# Start of Supplied records
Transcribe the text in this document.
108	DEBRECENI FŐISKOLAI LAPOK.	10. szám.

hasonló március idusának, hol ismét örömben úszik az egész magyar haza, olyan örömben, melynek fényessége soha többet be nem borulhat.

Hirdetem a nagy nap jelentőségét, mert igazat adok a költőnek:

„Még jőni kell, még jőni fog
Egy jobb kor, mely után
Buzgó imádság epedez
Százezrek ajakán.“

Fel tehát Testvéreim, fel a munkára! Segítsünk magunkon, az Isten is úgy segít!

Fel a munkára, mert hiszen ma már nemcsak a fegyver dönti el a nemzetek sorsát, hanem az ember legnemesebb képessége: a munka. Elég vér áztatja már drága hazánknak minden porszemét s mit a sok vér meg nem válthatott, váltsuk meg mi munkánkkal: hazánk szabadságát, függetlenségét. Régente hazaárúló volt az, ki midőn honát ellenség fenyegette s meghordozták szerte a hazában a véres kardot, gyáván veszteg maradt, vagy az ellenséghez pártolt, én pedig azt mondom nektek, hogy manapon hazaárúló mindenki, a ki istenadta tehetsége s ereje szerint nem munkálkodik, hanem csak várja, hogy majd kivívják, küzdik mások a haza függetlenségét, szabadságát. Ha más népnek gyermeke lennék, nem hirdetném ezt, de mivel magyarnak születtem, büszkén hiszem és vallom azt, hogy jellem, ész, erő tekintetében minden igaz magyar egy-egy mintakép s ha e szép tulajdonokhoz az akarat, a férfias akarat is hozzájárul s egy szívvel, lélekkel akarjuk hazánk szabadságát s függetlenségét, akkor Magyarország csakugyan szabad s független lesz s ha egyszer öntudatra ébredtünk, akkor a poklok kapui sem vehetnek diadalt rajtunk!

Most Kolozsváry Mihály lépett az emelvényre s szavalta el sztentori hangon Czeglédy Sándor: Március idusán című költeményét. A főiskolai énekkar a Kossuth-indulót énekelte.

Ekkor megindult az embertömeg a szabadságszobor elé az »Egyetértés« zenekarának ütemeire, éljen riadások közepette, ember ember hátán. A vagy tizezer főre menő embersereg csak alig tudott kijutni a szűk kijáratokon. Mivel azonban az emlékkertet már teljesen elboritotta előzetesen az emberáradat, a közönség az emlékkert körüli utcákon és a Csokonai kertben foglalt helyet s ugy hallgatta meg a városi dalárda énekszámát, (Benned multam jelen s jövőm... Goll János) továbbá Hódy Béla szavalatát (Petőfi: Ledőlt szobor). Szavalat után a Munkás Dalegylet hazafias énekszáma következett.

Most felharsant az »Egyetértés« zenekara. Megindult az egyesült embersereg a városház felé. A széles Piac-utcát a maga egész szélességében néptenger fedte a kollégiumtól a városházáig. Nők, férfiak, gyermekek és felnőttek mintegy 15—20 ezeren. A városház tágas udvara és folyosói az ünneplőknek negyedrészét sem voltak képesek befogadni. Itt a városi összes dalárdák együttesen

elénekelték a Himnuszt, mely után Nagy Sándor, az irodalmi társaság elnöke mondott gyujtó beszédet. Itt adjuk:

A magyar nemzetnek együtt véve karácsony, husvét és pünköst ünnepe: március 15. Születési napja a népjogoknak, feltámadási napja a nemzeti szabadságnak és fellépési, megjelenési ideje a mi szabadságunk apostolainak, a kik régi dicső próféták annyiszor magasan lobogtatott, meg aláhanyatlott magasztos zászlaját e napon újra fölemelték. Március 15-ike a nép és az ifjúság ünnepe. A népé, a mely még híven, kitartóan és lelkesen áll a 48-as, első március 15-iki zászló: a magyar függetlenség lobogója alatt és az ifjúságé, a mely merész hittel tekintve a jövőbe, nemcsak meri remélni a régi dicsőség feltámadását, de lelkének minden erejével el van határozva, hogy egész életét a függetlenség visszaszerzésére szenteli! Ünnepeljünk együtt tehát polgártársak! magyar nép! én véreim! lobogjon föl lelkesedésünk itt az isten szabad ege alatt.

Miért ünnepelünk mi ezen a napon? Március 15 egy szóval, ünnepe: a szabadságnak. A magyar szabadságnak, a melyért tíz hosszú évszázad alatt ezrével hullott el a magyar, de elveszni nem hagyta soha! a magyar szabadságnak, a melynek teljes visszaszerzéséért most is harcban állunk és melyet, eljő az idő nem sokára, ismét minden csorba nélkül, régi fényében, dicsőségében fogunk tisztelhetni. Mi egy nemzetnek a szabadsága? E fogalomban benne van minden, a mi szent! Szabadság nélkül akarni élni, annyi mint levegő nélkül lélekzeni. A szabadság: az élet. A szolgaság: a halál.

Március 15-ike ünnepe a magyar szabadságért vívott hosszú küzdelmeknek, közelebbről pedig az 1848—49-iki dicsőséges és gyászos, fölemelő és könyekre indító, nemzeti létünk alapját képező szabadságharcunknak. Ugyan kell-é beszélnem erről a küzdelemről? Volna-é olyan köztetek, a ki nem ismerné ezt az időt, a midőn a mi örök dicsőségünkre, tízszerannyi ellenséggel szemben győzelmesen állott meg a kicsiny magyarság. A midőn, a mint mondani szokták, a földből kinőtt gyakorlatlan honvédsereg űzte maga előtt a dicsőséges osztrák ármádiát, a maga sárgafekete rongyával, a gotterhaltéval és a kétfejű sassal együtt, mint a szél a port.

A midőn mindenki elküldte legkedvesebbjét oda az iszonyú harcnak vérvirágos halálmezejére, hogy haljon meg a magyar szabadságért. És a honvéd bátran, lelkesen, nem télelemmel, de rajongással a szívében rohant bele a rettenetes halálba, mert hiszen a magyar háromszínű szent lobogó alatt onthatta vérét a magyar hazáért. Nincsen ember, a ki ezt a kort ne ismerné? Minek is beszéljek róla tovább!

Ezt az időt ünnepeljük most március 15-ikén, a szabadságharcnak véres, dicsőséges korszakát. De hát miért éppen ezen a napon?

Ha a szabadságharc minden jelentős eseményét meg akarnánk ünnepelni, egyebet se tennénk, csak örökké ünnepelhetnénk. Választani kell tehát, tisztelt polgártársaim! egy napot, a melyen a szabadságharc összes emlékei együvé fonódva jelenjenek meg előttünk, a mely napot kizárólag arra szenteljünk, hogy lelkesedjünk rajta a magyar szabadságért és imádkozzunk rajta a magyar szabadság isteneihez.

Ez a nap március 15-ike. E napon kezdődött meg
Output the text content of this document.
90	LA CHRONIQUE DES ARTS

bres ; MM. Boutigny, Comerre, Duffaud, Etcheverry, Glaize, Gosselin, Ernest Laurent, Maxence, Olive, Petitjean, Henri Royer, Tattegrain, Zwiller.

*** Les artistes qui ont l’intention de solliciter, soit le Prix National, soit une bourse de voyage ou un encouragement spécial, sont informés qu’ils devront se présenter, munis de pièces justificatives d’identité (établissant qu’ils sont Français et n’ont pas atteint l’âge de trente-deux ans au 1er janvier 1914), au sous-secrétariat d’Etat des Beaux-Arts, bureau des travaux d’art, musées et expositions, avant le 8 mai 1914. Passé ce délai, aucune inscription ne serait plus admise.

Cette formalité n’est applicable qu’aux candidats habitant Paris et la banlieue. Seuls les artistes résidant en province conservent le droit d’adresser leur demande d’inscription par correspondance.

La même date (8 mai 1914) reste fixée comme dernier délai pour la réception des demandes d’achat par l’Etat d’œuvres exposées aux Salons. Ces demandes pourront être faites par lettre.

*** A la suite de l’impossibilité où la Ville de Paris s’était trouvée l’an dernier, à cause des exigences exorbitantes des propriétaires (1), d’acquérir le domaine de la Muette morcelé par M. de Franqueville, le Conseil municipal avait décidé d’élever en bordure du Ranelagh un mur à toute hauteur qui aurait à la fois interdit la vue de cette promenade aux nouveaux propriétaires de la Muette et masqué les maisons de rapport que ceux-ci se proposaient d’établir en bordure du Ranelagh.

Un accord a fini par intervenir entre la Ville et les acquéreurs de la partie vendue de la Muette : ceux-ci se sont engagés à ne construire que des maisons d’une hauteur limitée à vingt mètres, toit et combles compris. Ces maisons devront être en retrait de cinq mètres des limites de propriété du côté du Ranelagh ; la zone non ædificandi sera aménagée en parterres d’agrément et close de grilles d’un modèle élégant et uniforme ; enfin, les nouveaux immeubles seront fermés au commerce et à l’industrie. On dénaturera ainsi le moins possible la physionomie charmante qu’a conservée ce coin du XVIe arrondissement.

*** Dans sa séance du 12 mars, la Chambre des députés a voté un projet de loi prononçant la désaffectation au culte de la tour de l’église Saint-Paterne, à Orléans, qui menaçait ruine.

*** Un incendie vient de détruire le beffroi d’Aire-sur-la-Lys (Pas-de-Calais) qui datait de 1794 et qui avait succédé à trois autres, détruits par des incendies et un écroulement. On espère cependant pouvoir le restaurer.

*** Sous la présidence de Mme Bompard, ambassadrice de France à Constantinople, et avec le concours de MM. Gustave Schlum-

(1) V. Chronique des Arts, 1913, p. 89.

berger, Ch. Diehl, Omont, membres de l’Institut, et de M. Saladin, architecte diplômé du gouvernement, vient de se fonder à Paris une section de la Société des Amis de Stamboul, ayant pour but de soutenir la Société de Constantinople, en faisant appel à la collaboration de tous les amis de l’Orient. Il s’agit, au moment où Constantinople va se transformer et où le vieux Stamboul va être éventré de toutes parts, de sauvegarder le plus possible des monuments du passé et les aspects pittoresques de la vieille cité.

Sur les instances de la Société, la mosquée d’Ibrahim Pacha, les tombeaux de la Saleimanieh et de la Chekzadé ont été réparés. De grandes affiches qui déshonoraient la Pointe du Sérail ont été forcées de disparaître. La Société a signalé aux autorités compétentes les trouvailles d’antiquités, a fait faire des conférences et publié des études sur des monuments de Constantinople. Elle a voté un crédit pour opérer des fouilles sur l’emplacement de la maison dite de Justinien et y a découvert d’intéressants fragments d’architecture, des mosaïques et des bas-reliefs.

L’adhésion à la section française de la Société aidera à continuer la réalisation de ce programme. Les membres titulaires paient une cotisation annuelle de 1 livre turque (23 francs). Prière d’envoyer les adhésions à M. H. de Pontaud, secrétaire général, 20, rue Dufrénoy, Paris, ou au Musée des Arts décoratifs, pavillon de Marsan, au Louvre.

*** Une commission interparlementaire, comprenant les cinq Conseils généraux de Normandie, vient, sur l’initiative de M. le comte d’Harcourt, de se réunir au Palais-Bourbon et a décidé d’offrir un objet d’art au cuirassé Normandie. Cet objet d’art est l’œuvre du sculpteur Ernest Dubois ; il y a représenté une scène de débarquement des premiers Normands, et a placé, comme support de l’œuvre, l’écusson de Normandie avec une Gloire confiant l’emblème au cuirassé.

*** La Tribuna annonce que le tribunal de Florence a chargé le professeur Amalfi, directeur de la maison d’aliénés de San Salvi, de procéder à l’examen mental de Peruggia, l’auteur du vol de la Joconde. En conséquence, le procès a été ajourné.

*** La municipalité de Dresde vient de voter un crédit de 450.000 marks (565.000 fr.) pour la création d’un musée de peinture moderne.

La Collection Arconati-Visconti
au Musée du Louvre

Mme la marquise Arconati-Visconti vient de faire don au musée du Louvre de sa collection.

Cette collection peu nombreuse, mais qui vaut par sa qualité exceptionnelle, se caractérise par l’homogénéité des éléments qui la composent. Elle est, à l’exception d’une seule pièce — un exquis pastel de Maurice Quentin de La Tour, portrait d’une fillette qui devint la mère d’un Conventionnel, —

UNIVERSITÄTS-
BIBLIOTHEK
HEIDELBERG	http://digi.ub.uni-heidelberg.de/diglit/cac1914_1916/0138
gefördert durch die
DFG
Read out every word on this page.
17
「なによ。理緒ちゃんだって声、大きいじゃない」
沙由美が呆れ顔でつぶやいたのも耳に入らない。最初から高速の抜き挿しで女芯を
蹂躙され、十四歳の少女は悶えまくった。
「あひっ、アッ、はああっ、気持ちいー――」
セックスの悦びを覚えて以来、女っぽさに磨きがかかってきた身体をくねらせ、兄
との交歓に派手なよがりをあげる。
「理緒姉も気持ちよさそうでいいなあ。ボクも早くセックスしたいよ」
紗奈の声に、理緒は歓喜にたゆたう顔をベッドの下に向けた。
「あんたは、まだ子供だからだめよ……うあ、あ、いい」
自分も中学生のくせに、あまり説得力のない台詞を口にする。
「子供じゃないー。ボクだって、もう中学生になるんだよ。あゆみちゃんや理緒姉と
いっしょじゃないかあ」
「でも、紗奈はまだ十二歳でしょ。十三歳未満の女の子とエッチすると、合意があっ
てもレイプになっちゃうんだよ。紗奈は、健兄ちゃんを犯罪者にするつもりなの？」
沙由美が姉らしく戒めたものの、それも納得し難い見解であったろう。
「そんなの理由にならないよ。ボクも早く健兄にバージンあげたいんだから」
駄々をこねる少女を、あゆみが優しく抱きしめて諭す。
# End of Supplied records
▶ [What the exercise asks]:
In the entries above, locate every line with the word "ezen" and copy it.

▶ [Answer to the problem]:
Miért ünnepelünk mi ezen a napon? Március 15 egy szóval, ünnepe: a szabadságnak. A magyar szabadságnak, a melyért tíz hosszú évszázad alatt ezrével hullott el a magyar, de elveszni nem hagyta soha! a magyar szabadságnak, a melynek teljes visszaszerzéséért most is harcban állunk és melyet, eljő az idő nem sokára, ismét minden csorba nélkül, régi fényében, dicsőségében fogunk tisztelhetni. Mi egy nemzetnek a szabadsága? E fogalomban benne van minden, a mi szent! Szabadság nélkül akarni élni, annyi mint levegő nélkül lélekzeni. A szabadság: az élet. A szolgaság: a halál.
Ezt az időt ünnepeljük most március 15-ikén, a szabadságharcnak véres, dicsőséges korszakát. De hát miért éppen ezen a napon?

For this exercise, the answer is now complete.